-- Stated goal --
Repeat the data verbatim.

-- Records --
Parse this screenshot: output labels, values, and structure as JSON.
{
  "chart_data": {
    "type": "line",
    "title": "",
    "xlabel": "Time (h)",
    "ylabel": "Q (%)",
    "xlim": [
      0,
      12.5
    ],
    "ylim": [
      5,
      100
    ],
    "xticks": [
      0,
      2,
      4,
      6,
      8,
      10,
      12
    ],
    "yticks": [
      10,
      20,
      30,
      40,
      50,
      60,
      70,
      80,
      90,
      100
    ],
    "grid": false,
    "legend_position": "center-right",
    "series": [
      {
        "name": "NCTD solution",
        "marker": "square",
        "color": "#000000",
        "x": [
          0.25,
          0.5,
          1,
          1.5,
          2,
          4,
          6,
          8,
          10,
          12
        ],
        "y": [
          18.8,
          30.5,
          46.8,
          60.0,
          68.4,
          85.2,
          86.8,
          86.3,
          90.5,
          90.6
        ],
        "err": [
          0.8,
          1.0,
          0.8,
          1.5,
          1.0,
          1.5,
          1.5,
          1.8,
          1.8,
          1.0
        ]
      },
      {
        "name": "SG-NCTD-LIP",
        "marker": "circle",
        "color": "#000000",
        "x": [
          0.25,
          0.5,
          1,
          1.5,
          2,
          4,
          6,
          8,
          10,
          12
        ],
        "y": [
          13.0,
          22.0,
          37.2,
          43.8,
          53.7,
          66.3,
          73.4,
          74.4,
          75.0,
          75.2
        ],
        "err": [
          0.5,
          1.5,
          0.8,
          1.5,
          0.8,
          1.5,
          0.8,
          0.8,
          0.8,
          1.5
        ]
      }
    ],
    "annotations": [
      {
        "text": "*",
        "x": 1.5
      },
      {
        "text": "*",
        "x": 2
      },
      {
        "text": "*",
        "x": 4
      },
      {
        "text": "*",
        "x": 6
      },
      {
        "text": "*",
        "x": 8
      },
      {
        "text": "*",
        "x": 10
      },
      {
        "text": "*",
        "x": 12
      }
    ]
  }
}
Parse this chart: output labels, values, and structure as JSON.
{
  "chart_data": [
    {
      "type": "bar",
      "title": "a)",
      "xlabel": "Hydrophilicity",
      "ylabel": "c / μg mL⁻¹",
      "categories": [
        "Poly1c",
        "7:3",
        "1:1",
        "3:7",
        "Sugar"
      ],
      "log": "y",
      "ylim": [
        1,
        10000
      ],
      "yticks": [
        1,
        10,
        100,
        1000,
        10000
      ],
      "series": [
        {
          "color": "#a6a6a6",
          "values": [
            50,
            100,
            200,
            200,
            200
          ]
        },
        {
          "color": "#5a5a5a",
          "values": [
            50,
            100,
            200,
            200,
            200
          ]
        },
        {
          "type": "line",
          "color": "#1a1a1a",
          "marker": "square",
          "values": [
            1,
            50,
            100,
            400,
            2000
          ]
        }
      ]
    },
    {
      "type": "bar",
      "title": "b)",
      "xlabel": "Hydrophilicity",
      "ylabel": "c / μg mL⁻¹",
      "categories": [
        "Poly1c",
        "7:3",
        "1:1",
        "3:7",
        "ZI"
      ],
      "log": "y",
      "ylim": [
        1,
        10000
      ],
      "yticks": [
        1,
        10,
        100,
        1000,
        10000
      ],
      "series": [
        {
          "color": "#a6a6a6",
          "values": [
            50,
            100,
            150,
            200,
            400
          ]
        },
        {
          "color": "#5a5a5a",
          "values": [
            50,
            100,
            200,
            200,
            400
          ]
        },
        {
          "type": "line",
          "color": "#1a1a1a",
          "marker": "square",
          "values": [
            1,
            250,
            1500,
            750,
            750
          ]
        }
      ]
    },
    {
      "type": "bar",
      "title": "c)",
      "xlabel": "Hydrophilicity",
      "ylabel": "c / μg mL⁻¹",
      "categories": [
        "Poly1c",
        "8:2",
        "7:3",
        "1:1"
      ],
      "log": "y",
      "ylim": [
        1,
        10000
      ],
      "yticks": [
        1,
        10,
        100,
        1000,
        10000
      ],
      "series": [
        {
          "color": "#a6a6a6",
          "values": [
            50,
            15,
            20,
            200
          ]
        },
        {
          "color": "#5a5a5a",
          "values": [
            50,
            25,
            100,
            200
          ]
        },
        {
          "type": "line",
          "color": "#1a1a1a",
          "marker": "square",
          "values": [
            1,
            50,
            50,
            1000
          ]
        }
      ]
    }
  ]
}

-- Reply --
Parse this screenshot: output labels, values, and structure as JSON.
{
  "chart_data": {
    "type": "line",
    "title": "",
    "xlabel": "Time (h)",
    "ylabel": "Q (%)",
    "xlim": [
      0,
      12.5
    ],
    "ylim": [
      5,
      100
    ],
    "xticks": [
      0,
      2,
      4,
      6,
      8,
      10,
      12
    ],
    "yticks": [
      10,
      20,
      30,
      40,
      50,
      60,
      70,
      80,
      90,
      100
    ],
    "grid": false,
    "legend_position": "center-right",
    "series": [
      {
        "name": "NCTD solution",
        "marker": "square",
        "color": "#000000",
        "x": [
          0.25,
          0.5,
          1,
          1.5,
          2,
          4,
          6,
          8,
          10,
          12
        ],
        "y": [
          18.8,
          30.5,
          46.8,
          60.0,
          68.4,
          85.2,
          86.8,
          86.3,
          90.5,
          90.6
        ],
        "err": [
          0.8,
          1.0,
          0.8,
          1.5,
          1.0,
          1.5,
          1.5,
          1.8,
          1.8,
          1.0
        ]
      },
      {
        "name": "SG-NCTD-LIP",
        "marker": "circle",
        "color": "#000000",
        "x": [
          0.25,
          0.5,
          1,
          1.5,
          2,
          4,
          6,
          8,
          10,
          12
        ],
        "y": [
          13.0,
          22.0,
          37.2,
          43.8,
          53.7,
          66.3,
          73.4,
          74.4,
          75.0,
          75.2
        ],
        "err": [
          0.5,
          1.5,
          0.8,
          1.5,
          0.8,
          1.5,
          0.8,
          0.8,
          0.8,
          1.5
        ]
      }
    ],
    "annotations": [
      {
        "text": "*",
        "x": 1.5
      },
      {
        "text": "*",
        "x": 2
      },
      {
        "text": "*",
        "x": 4
      },
      {
        "text": "*",
        "x": 6
      },
      {
        "text": "*",
        "x": 8
      },
      {
        "text": "*",
        "x": 10
      },
      {
        "text": "*",
        "x": 12
      }
    ]
  }
}
Parse this chart: output labels, values, and structure as JSON.
{
  "chart_data": [
    {
      "type": "bar",
      "title": "a)",
      "xlabel": "Hydrophilicity",
      "ylabel": "c / μg mL⁻¹",
      "categories": [
        "Poly1c",
        "7:3",
        "1:1",
        "3:7",
        "Sugar"
      ],
      "log": "y",
      "ylim": [
        1,
        10000
      ],
      "yticks": [
        1,
        10,
        100,
        1000,
        10000
      ],
      "series": [
        {
          "color": "#a6a6a6",
          "values": [
            50,
            100,
            200,
            200,
            200
          ]
        },
        {
          "color": "#5a5a5a",
          "values": [
            50,
            100,
            200,
            200,
            200
          ]
        },
        {
          "type": "line",
          "color": "#1a1a1a",
          "marker": "square",
          "values": [
            1,
            50,
            100,
            400,
            2000
          ]
        }
      ]
    },
    {
      "type": "bar",
      "title": "b)",
      "xlabel": "Hydrophilicity",
      "ylabel": "c / μg mL⁻¹",
      "categories": [
        "Poly1c",
        "7:3",
        "1:1",
        "3:7",
        "ZI"
      ],
      "log": "y",
      "ylim": [
        1,
        10000
      ],
      "yticks": [
        1,
        10,
        100,
        1000,
        10000
      ],
      "series": [
        {
          "color": "#a6a6a6",
          "values": [
            50,
            100,
            150,
            200,
            400
          ]
        },
        {
          "color": "#5a5a5a",
          "values": [
            50,
            100,
            200,
            200,
            400
          ]
        },
        {
          "type": "line",
          "color": "#1a1a1a",
          "marker": "square",
          "values": [
            1,
            250,
            1500,
            750,
            750
          ]
        }
      ]
    },
    {
      "type": "bar",
      "title": "c)",
      "xlabel": "Hydrophilicity",
      "ylabel": "c / μg mL⁻¹",
      "categories": [
        "Poly1c",
        "8:2",
        "7:3",
        "1:1"
      ],
      "log": "y",
      "ylim": [
        1,
        10000
      ],
      "yticks": [
        1,
        10,
        100,
        1000,
        10000
      ],
      "series": [
        {
          "color": "#a6a6a6",
          "values": [
            50,
            15,
            20,
            200
          ]
        },
        {
          "color": "#5a5a5a",
          "values": [
            50,
            25,
            100,
            200
          ]
        },
        {
          "type": "line",
          "color": "#1a1a1a",
          "marker": "square",
          "values": [
            1,
            50,
            50,
            1000
          ]
        }
      ]
    }
  ]
}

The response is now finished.